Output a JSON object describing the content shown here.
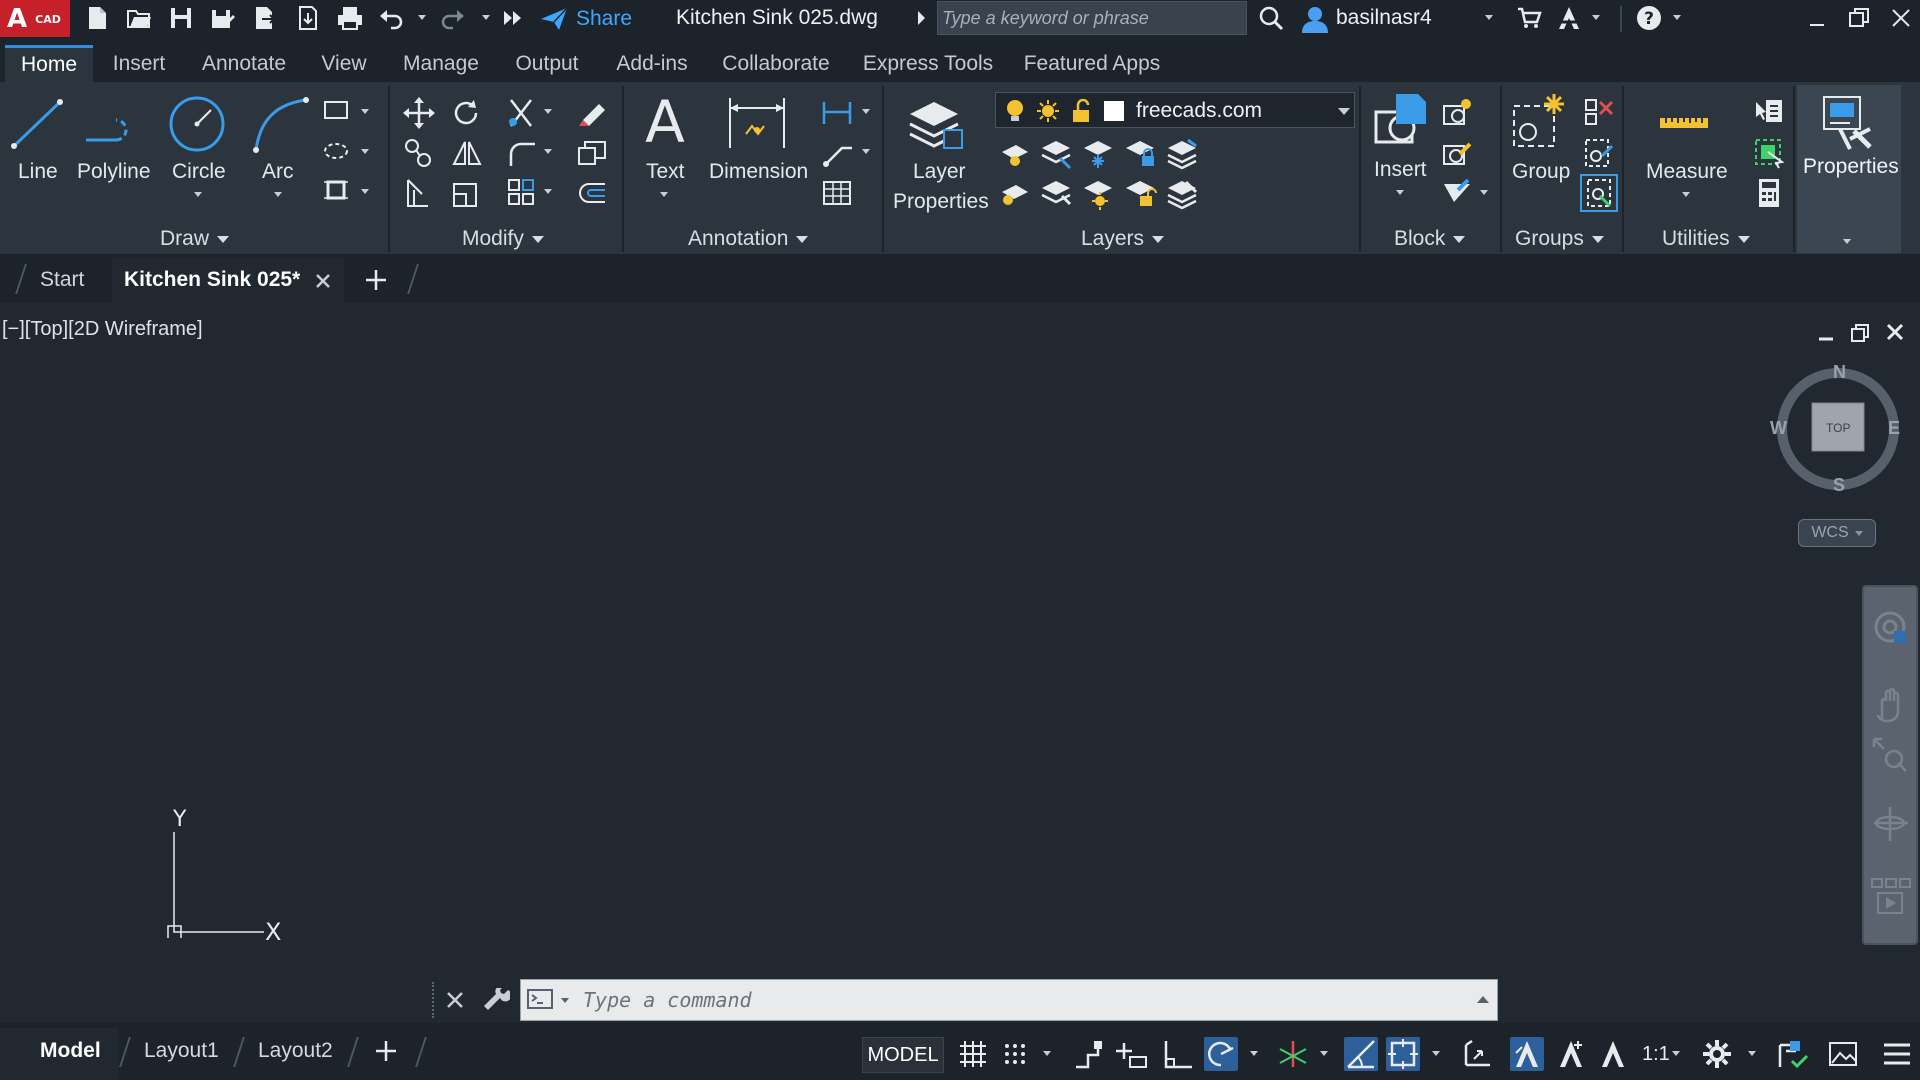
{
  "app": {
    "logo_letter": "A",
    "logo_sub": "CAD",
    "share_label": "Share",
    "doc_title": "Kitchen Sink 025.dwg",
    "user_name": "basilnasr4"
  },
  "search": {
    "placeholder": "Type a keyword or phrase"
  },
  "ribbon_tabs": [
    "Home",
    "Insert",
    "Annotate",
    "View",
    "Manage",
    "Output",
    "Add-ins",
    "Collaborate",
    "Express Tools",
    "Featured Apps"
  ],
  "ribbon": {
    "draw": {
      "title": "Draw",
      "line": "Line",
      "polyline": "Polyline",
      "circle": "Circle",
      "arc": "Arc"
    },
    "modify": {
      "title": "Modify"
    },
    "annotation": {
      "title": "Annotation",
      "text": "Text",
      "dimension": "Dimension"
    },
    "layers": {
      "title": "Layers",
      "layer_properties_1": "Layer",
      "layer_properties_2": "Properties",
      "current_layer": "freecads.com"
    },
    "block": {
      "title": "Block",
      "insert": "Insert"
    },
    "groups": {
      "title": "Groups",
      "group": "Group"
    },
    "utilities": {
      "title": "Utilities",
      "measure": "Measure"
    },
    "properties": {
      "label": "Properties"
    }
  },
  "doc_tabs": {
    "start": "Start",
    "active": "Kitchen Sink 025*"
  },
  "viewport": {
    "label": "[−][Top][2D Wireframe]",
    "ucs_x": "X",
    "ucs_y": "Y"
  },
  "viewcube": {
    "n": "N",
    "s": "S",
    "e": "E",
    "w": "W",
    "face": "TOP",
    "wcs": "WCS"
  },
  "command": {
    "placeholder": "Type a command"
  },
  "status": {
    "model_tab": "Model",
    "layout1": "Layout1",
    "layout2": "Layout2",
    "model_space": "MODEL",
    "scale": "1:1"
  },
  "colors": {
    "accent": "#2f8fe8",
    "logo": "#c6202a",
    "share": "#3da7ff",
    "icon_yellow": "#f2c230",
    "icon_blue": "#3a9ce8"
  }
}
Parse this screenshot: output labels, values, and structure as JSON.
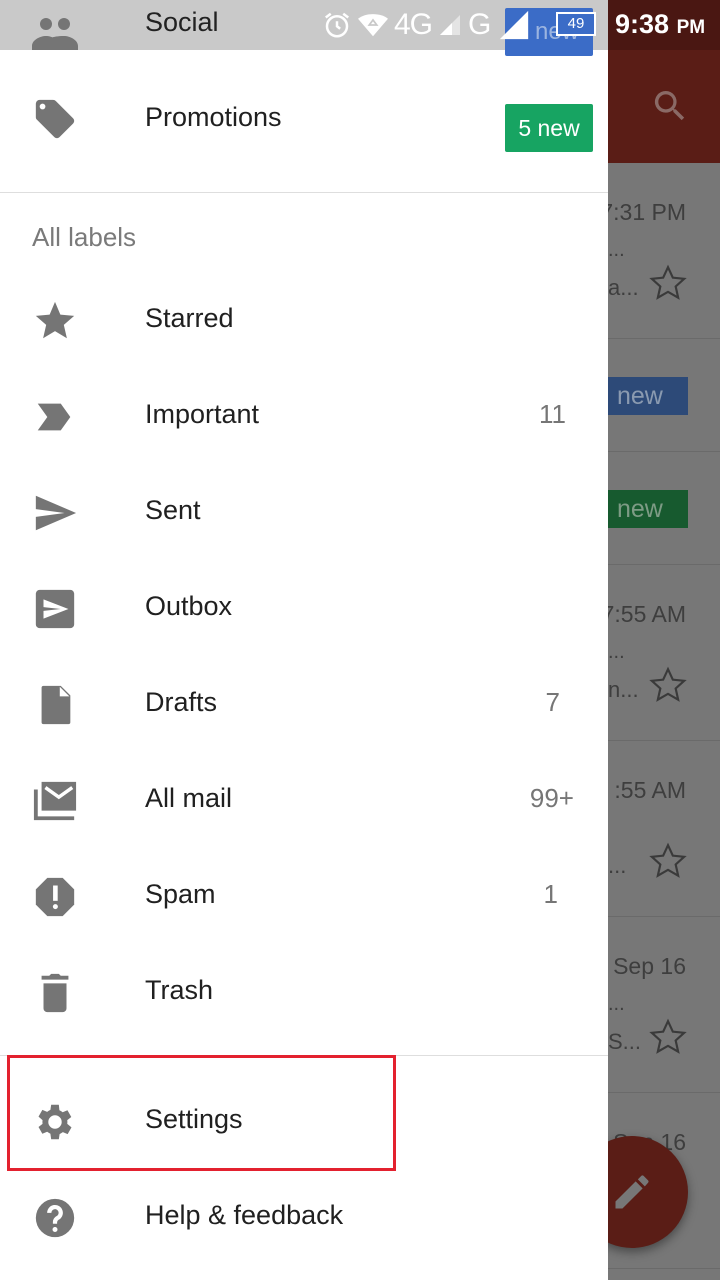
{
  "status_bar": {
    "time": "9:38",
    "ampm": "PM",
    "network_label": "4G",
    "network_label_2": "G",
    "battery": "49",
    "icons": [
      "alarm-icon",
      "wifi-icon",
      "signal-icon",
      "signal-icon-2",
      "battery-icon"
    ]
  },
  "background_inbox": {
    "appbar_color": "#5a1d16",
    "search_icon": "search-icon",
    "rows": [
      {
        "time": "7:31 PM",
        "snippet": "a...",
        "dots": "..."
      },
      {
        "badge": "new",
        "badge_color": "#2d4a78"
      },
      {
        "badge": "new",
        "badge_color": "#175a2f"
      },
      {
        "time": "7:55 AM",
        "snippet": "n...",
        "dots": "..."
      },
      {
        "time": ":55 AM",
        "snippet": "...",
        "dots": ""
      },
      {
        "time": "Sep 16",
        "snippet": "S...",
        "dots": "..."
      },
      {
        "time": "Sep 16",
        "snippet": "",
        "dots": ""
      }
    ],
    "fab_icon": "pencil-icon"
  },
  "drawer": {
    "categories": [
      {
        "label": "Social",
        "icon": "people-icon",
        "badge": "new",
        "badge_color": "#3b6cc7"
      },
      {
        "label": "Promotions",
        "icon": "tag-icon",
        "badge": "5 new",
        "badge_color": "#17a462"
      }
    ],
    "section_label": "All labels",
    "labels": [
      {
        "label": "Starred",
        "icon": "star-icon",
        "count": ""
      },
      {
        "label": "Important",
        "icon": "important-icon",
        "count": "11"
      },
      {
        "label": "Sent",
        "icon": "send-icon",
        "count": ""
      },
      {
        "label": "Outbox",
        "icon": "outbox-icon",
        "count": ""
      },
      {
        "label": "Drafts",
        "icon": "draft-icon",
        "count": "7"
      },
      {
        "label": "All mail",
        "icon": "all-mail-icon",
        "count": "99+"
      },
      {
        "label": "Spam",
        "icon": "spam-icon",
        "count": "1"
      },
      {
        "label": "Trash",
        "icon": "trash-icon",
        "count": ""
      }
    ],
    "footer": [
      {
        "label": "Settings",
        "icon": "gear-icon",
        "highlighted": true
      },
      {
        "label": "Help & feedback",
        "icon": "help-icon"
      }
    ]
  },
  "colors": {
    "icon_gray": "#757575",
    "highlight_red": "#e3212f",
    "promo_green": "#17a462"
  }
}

────────────────────

* _What you have to do_
Please transcribe the material above exactly as written. Leave the pictures out.

* _Task solution_
Output a JSON object describing the content shown here.
{
  "app": {
    "logo_letter": "A",
    "logo_sub": "CAD",
    "share_label": "Share",
    "doc_title": "Kitchen Sink 025.dwg",
    "user_name": "basilnasr4"
  },
  "search": {
    "placeholder": "Type a keyword or phrase"
  },
  "ribbon_tabs": [
    "Home",
    "Insert",
    "Annotate",
    "View",
    "Manage",
    "Output",
    "Add-ins",
    "Collaborate",
    "Express Tools",
    "Featured Apps"
  ],
  "ribbon": {
    "draw": {
      "title": "Draw",
      "line": "Line",
      "polyline": "Polyline",
      "circle": "Circle",
      "arc": "Arc"
    },
    "modify": {
      "title": "Modify"
    },
    "annotation": {
      "title": "Annotation",
      "text": "Text",
      "dimension": "Dimension"
    },
    "layers": {
      "title": "Layers",
      "layer_properties_1": "Layer",
      "layer_properties_2": "Properties",
      "current_layer": "freecads.com"
    },
    "block": {
      "title": "Block",
      "insert": "Insert"
    },
    "groups": {
      "title": "Groups",
      "group": "Group"
    },
    "utilities": {
      "title": "Utilities",
      "measure": "Measure"
    },
    "properties": {
      "label": "Properties"
    }
  },
  "doc_tabs": {
    "start": "Start",
    "active": "Kitchen Sink 025*"
  },
  "viewport": {
    "label": "[−][Top][2D Wireframe]",
    "ucs_x": "X",
    "ucs_y": "Y"
  },
  "viewcube": {
    "n": "N",
    "s": "S",
    "e": "E",
    "w": "W",
    "face": "TOP",
    "wcs": "WCS"
  },
  "command": {
    "placeholder": "Type a command"
  },
  "status": {
    "model_tab": "Model",
    "layout1": "Layout1",
    "layout2": "Layout2",
    "model_space": "MODEL",
    "scale": "1:1"
  },
  "colors": {
    "accent": "#2f8fe8",
    "logo": "#c6202a",
    "share": "#3da7ff",
    "icon_yellow": "#f2c230",
    "icon_blue": "#3a9ce8"
  }
}
Parse this screenshot: output labels, values, and structure as JSON.
{
  "status_bar": {
    "time": "9:38",
    "ampm": "PM",
    "network_label": "4G",
    "network_label_2": "G",
    "battery": "49",
    "icons": [
      "alarm-icon",
      "wifi-icon",
      "signal-icon",
      "signal-icon-2",
      "battery-icon"
    ]
  },
  "background_inbox": {
    "appbar_color": "#5a1d16",
    "search_icon": "search-icon",
    "rows": [
      {
        "time": "7:31 PM",
        "snippet": "a...",
        "dots": "..."
      },
      {
        "badge": "new",
        "badge_color": "#2d4a78"
      },
      {
        "badge": "new",
        "badge_color": "#175a2f"
      },
      {
        "time": "7:55 AM",
        "snippet": "n...",
        "dots": "..."
      },
      {
        "time": ":55 AM",
        "snippet": "...",
        "dots": ""
      },
      {
        "time": "Sep 16",
        "snippet": "S...",
        "dots": "..."
      },
      {
        "time": "Sep 16",
        "snippet": "",
        "dots": ""
      }
    ],
    "fab_icon": "pencil-icon"
  },
  "drawer": {
    "categories": [
      {
        "label": "Social",
        "icon": "people-icon",
        "badge": "new",
        "badge_color": "#3b6cc7"
      },
      {
        "label": "Promotions",
        "icon": "tag-icon",
        "badge": "5 new",
        "badge_color": "#17a462"
      }
    ],
    "section_label": "All labels",
    "labels": [
      {
        "label": "Starred",
        "icon": "star-icon",
        "count": ""
      },
      {
        "label": "Important",
        "icon": "important-icon",
        "count": "11"
      },
      {
        "label": "Sent",
        "icon": "send-icon",
        "count": ""
      },
      {
        "label": "Outbox",
        "icon": "outbox-icon",
        "count": ""
      },
      {
        "label": "Drafts",
        "icon": "draft-icon",
        "count": "7"
      },
      {
        "label": "All mail",
        "icon": "all-mail-icon",
        "count": "99+"
      },
      {
        "label": "Spam",
        "icon": "spam-icon",
        "count": "1"
      },
      {
        "label": "Trash",
        "icon": "trash-icon",
        "count": ""
      }
    ],
    "footer": [
      {
        "label": "Settings",
        "icon": "gear-icon",
        "highlighted": true
      },
      {
        "label": "Help & feedback",
        "icon": "help-icon"
      }
    ]
  },
  "colors": {
    "icon_gray": "#757575",
    "highlight_red": "#e3212f",
    "promo_green": "#17a462"
  }
}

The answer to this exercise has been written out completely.